── Material for this task ──

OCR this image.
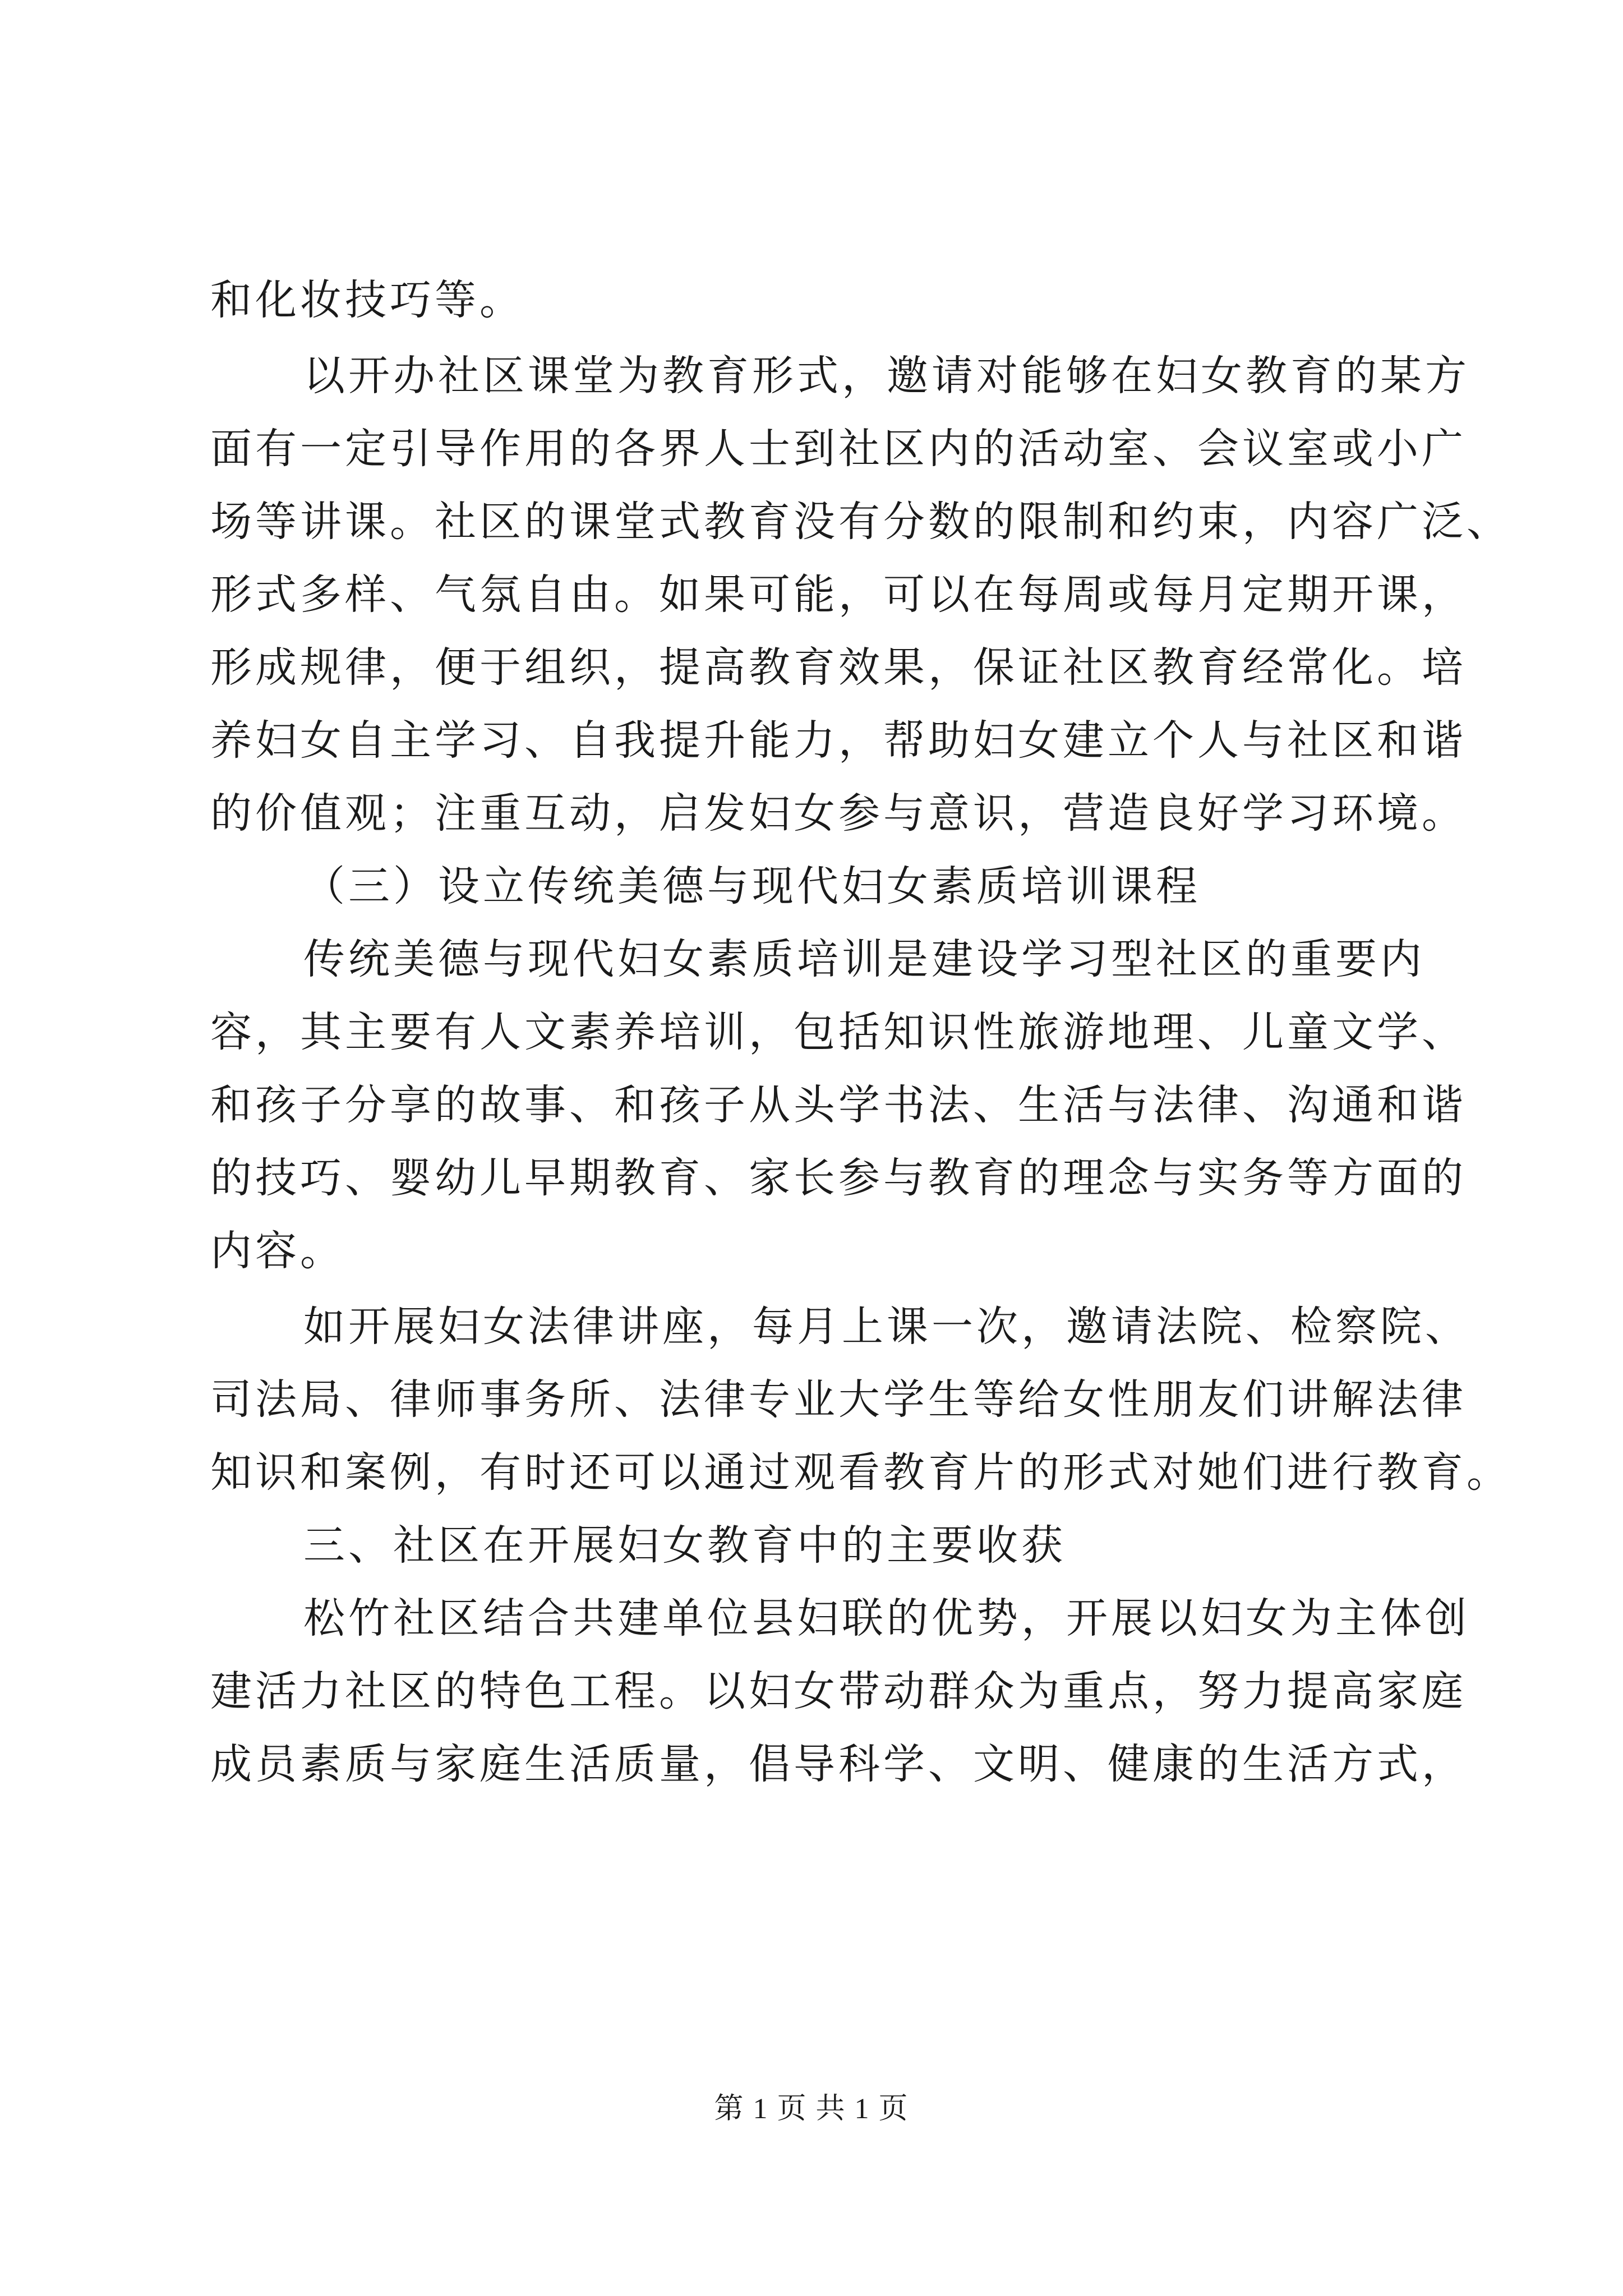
和化妆技巧等。
以开办社区课堂为教育形式，邀请对能够在妇女教育的某方
面有一定引导作用的各界人士到社区内的活动室、会议室或小广
场等讲课。社区的课堂式教育没有分数的限制和约束，内容广泛、
形式多样、气氛自由。如果可能，可以在每周或每月定期开课，
形成规律，便于组织，提高教育效果，保证社区教育经常化。培
养妇女自主学习、自我提升能力，帮助妇女建立个人与社区和谐
的价值观；注重互动，启发妇女参与意识，营造良好学习环境。
（三）设立传统美德与现代妇女素质培训课程
传统美德与现代妇女素质培训是建设学习型社区的重要内
容，其主要有人文素养培训，包括知识性旅游地理、儿童文学、
和孩子分享的故事、和孩子从头学书法、生活与法律、沟通和谐
的技巧、婴幼儿早期教育、家长参与教育的理念与实务等方面的
内容。
如开展妇女法律讲座，每月上课一次，邀请法院、检察院、
司法局、律师事务所、法律专业大学生等给女性朋友们讲解法律
知识和案例，有时还可以通过观看教育片的形式对她们进行教育。
三、社区在开展妇女教育中的主要收获
松竹社区结合共建单位县妇联的优势，开展以妇女为主体创
建活力社区的特色工程。以妇女带动群众为重点，努力提高家庭
成员素质与家庭生活质量，倡导科学、文明、健康的生活方式，
第 1 页 共 1 页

───

What you should do: Retype all of the entries exactly as written, leaving out any images.

Task response:
OCR this image.
和化妆技巧等。
以开办社区课堂为教育形式，邀请对能够在妇女教育的某方
面有一定引导作用的各界人士到社区内的活动室、会议室或小广
场等讲课。社区的课堂式教育没有分数的限制和约束，内容广泛、
形式多样、气氛自由。如果可能，可以在每周或每月定期开课，
形成规律，便于组织，提高教育效果，保证社区教育经常化。培
养妇女自主学习、自我提升能力，帮助妇女建立个人与社区和谐
的价值观；注重互动，启发妇女参与意识，营造良好学习环境。
（三）设立传统美德与现代妇女素质培训课程
传统美德与现代妇女素质培训是建设学习型社区的重要内
容，其主要有人文素养培训，包括知识性旅游地理、儿童文学、
和孩子分享的故事、和孩子从头学书法、生活与法律、沟通和谐
的技巧、婴幼儿早期教育、家长参与教育的理念与实务等方面的
内容。
如开展妇女法律讲座，每月上课一次，邀请法院、检察院、
司法局、律师事务所、法律专业大学生等给女性朋友们讲解法律
知识和案例，有时还可以通过观看教育片的形式对她们进行教育。
三、社区在开展妇女教育中的主要收获
松竹社区结合共建单位县妇联的优势，开展以妇女为主体创
建活力社区的特色工程。以妇女带动群众为重点，努力提高家庭
成员素质与家庭生活质量，倡导科学、文明、健康的生活方式，
第 1 页 共 1 页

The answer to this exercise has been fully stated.